▸ **Exercise aim**:
Carry the interview on Russian history below forward from its final line.

Most of your books have dealt with Russian history in some way: how did you first become interested in the subject?

My interest in Russian history evolved from a circumstance in my own family. My first child, my son, Robert Massie Jr., was born with hemophilia. I had a history background from my studies at Yale and Oxford, and I knew a little bit—a very little bit—about the Tsarevich Alexis, the only son and heir to Nicholas II, the last tsar, or emperor, of Russia. Alexis had hemophilia, passed down to him through his mother, a grandaughter of Queen Victoria. This boy's illness led to the involvement of Rasputin as a healer ... and the terrible intertwined sequence of family and political events which led to the fall of the monarchy and the Russian Revolution. Nothing had ever been written about this family and these events from this perspective and I decided to do it. That was forty-seven years ago. My first book, Nicholas and Alexandra, was the result.

Tell us about the research process for this book: how long did it take? Where did it take you?

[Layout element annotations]
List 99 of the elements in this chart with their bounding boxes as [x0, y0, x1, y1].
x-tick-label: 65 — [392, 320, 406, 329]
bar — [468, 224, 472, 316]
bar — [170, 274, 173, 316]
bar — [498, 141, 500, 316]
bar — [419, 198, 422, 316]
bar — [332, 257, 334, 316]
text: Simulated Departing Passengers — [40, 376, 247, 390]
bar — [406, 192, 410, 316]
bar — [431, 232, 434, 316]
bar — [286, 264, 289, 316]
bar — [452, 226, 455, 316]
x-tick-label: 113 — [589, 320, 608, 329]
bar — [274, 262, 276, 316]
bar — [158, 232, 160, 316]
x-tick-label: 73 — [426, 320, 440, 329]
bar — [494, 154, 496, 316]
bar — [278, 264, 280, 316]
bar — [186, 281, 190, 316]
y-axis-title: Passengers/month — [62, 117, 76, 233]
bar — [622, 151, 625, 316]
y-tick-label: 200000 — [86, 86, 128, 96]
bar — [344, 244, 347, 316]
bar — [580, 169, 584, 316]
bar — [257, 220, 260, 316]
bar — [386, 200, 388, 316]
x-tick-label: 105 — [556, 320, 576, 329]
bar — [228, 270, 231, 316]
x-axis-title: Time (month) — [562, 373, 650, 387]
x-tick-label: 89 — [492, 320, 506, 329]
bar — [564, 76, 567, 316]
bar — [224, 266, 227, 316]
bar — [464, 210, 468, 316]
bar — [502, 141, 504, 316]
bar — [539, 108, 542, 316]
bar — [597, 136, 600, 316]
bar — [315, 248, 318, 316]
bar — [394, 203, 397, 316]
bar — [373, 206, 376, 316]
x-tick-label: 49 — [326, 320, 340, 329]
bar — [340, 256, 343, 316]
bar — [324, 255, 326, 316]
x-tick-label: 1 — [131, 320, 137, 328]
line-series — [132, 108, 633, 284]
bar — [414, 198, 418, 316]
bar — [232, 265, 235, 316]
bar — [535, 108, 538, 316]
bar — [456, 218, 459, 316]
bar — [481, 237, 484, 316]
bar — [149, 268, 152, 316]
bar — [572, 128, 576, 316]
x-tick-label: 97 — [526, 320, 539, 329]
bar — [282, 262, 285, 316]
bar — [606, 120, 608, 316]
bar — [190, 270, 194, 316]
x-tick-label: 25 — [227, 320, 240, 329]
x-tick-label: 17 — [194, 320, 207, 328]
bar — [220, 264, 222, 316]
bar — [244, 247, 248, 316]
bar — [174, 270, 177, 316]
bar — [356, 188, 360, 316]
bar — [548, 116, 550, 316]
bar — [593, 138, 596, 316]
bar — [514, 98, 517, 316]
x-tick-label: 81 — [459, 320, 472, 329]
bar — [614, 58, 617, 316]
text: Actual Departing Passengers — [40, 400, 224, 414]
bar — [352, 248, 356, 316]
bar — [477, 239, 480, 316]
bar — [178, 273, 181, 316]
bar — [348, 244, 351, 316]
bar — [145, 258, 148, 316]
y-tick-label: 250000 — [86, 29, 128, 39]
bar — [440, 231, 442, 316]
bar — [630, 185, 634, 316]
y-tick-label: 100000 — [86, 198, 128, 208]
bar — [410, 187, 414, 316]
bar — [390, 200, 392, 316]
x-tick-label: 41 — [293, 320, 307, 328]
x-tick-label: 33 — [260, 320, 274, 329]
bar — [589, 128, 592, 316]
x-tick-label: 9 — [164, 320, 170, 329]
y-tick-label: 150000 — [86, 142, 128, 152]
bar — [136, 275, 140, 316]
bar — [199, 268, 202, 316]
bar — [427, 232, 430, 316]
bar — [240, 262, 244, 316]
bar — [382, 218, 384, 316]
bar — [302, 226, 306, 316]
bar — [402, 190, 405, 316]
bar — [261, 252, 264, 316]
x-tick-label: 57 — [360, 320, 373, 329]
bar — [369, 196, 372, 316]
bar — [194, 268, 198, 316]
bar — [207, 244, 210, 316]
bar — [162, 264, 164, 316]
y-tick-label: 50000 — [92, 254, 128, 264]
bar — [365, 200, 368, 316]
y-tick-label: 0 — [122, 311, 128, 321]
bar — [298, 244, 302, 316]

▸ **Final result**:
Catherine the Great has taken me eight years to write. Over all the years, I have been to Russia twenty times, from the Baltic to the Black Sea to the Urals and Siberia.

What surprised you most about Catherine as you researched her? What do you think will be the part of her story that most surprises readers?

I was most surprised by the intellectual brilliance and sheer honesty of Catherine's writing in her memoirs and her letters about herself, her life, her times, and the people around her. Her descriptions of her childhood and youth—how she spent the thirty-three years before she came to the throne—are every bit as fascinating as her narration of what she did once she got there. I think that women today will be very interested in how she handled the problems of growing up, becoming a woman, dealing with boys, men, and a world in which everyone assumed that men would always rule. I have four daughters who have read or are reading everything. Now they are reading about Catherine.

I was struck by both the high quality and wittiness of Catherine's letters, as well as by the raw, unguarded emotion she sometimes displayed in her writings. Why don't we hear more about Catherine as a writer?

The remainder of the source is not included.